> Request
Every record that follows should be printed verbatim.

=====

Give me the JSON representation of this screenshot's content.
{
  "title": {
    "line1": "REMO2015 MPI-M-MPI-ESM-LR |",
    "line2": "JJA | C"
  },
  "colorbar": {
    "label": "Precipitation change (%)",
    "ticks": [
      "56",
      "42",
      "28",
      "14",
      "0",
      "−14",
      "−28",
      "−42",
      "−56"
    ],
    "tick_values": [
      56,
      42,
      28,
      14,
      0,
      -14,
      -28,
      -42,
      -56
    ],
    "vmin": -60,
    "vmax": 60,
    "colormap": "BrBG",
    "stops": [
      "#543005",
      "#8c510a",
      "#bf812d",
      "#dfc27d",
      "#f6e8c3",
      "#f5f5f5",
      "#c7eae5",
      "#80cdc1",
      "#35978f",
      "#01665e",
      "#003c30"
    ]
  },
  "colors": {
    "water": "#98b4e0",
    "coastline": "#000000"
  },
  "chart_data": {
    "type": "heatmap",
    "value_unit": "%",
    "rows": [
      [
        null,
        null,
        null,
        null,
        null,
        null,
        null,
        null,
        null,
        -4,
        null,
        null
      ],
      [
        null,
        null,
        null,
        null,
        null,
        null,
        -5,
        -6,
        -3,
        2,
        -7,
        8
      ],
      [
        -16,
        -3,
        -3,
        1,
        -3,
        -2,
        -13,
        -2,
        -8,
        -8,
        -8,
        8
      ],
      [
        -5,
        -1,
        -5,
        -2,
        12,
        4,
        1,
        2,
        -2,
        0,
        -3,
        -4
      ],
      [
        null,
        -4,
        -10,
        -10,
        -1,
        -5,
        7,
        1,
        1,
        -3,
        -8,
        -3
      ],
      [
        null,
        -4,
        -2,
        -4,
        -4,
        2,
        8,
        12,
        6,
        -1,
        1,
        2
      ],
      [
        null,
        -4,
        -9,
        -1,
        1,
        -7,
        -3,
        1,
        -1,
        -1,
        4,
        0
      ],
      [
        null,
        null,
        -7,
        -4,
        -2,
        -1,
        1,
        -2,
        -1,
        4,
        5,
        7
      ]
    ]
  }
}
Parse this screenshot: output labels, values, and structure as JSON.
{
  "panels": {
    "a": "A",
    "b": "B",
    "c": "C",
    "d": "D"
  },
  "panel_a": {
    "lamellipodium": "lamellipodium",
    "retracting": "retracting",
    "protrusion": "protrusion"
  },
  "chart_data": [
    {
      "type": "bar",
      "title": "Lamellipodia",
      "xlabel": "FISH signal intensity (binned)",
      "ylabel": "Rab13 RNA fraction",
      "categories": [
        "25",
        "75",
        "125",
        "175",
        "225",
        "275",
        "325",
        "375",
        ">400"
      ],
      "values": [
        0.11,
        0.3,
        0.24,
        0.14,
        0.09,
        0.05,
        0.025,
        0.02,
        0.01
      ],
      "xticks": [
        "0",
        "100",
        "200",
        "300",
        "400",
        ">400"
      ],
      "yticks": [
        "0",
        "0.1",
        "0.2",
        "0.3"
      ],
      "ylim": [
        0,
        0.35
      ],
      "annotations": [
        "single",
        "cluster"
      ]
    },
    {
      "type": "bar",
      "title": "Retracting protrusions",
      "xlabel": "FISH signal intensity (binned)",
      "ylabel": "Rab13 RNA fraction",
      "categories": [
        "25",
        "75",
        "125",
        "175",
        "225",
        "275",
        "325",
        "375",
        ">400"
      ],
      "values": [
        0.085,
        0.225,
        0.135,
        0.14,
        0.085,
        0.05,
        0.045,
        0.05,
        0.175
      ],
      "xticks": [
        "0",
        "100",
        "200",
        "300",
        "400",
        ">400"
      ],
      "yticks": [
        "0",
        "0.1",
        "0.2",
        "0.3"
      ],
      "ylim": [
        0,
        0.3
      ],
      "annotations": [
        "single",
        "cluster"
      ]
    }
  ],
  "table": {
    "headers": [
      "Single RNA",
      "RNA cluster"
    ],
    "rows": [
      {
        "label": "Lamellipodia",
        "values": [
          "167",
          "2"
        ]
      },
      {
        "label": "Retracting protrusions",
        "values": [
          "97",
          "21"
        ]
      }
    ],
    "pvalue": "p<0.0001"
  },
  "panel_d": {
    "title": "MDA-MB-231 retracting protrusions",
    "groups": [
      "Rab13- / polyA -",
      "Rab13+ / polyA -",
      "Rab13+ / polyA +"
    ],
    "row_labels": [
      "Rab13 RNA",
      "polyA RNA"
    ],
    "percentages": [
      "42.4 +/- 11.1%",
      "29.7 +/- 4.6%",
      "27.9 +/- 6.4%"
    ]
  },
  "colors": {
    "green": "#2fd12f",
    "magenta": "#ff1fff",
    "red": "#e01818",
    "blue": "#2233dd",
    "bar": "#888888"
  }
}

=====

> Solution
Give me the JSON representation of this screenshot's content.
{
  "title": {
    "line1": "REMO2015 MPI-M-MPI-ESM-LR |",
    "line2": "JJA | C"
  },
  "colorbar": {
    "label": "Precipitation change (%)",
    "ticks": [
      "56",
      "42",
      "28",
      "14",
      "0",
      "−14",
      "−28",
      "−42",
      "−56"
    ],
    "tick_values": [
      56,
      42,
      28,
      14,
      0,
      -14,
      -28,
      -42,
      -56
    ],
    "vmin": -60,
    "vmax": 60,
    "colormap": "BrBG",
    "stops": [
      "#543005",
      "#8c510a",
      "#bf812d",
      "#dfc27d",
      "#f6e8c3",
      "#f5f5f5",
      "#c7eae5",
      "#80cdc1",
      "#35978f",
      "#01665e",
      "#003c30"
    ]
  },
  "colors": {
    "water": "#98b4e0",
    "coastline": "#000000"
  },
  "chart_data": {
    "type": "heatmap",
    "value_unit": "%",
    "rows": [
      [
        null,
        null,
        null,
        null,
        null,
        null,
        null,
        null,
        null,
        -4,
        null,
        null
      ],
      [
        null,
        null,
        null,
        null,
        null,
        null,
        -5,
        -6,
        -3,
        2,
        -7,
        8
      ],
      [
        -16,
        -3,
        -3,
        1,
        -3,
        -2,
        -13,
        -2,
        -8,
        -8,
        -8,
        8
      ],
      [
        -5,
        -1,
        -5,
        -2,
        12,
        4,
        1,
        2,
        -2,
        0,
        -3,
        -4
      ],
      [
        null,
        -4,
        -10,
        -10,
        -1,
        -5,
        7,
        1,
        1,
        -3,
        -8,
        -3
      ],
      [
        null,
        -4,
        -2,
        -4,
        -4,
        2,
        8,
        12,
        6,
        -1,
        1,
        2
      ],
      [
        null,
        -4,
        -9,
        -1,
        1,
        -7,
        -3,
        1,
        -1,
        -1,
        4,
        0
      ],
      [
        null,
        null,
        -7,
        -4,
        -2,
        -1,
        1,
        -2,
        -1,
        4,
        5,
        7
      ]
    ]
  }
}
Parse this screenshot: output labels, values, and structure as JSON.
{
  "panels": {
    "a": "A",
    "b": "B",
    "c": "C",
    "d": "D"
  },
  "panel_a": {
    "lamellipodium": "lamellipodium",
    "retracting": "retracting",
    "protrusion": "protrusion"
  },
  "chart_data": [
    {
      "type": "bar",
      "title": "Lamellipodia",
      "xlabel": "FISH signal intensity (binned)",
      "ylabel": "Rab13 RNA fraction",
      "categories": [
        "25",
        "75",
        "125",
        "175",
        "225",
        "275",
        "325",
        "375",
        ">400"
      ],
      "values": [
        0.11,
        0.3,
        0.24,
        0.14,
        0.09,
        0.05,
        0.025,
        0.02,
        0.01
      ],
      "xticks": [
        "0",
        "100",
        "200",
        "300",
        "400",
        ">400"
      ],
      "yticks": [
        "0",
        "0.1",
        "0.2",
        "0.3"
      ],
      "ylim": [
        0,
        0.35
      ],
      "annotations": [
        "single",
        "cluster"
      ]
    },
    {
      "type": "bar",
      "title": "Retracting protrusions",
      "xlabel": "FISH signal intensity (binned)",
      "ylabel": "Rab13 RNA fraction",
      "categories": [
        "25",
        "75",
        "125",
        "175",
        "225",
        "275",
        "325",
        "375",
        ">400"
      ],
      "values": [
        0.085,
        0.225,
        0.135,
        0.14,
        0.085,
        0.05,
        0.045,
        0.05,
        0.175
      ],
      "xticks": [
        "0",
        "100",
        "200",
        "300",
        "400",
        ">400"
      ],
      "yticks": [
        "0",
        "0.1",
        "0.2",
        "0.3"
      ],
      "ylim": [
        0,
        0.3
      ],
      "annotations": [
        "single",
        "cluster"
      ]
    }
  ],
  "table": {
    "headers": [
      "Single RNA",
      "RNA cluster"
    ],
    "rows": [
      {
        "label": "Lamellipodia",
        "values": [
          "167",
          "2"
        ]
      },
      {
        "label": "Retracting protrusions",
        "values": [
          "97",
          "21"
        ]
      }
    ],
    "pvalue": "p<0.0001"
  },
  "panel_d": {
    "title": "MDA-MB-231 retracting protrusions",
    "groups": [
      "Rab13- / polyA -",
      "Rab13+ / polyA -",
      "Rab13+ / polyA +"
    ],
    "row_labels": [
      "Rab13 RNA",
      "polyA RNA"
    ],
    "percentages": [
      "42.4 +/- 11.1%",
      "29.7 +/- 4.6%",
      "27.9 +/- 6.4%"
    ]
  },
  "colors": {
    "green": "#2fd12f",
    "magenta": "#ff1fff",
    "red": "#e01818",
    "blue": "#2233dd",
    "bar": "#888888"
  }
}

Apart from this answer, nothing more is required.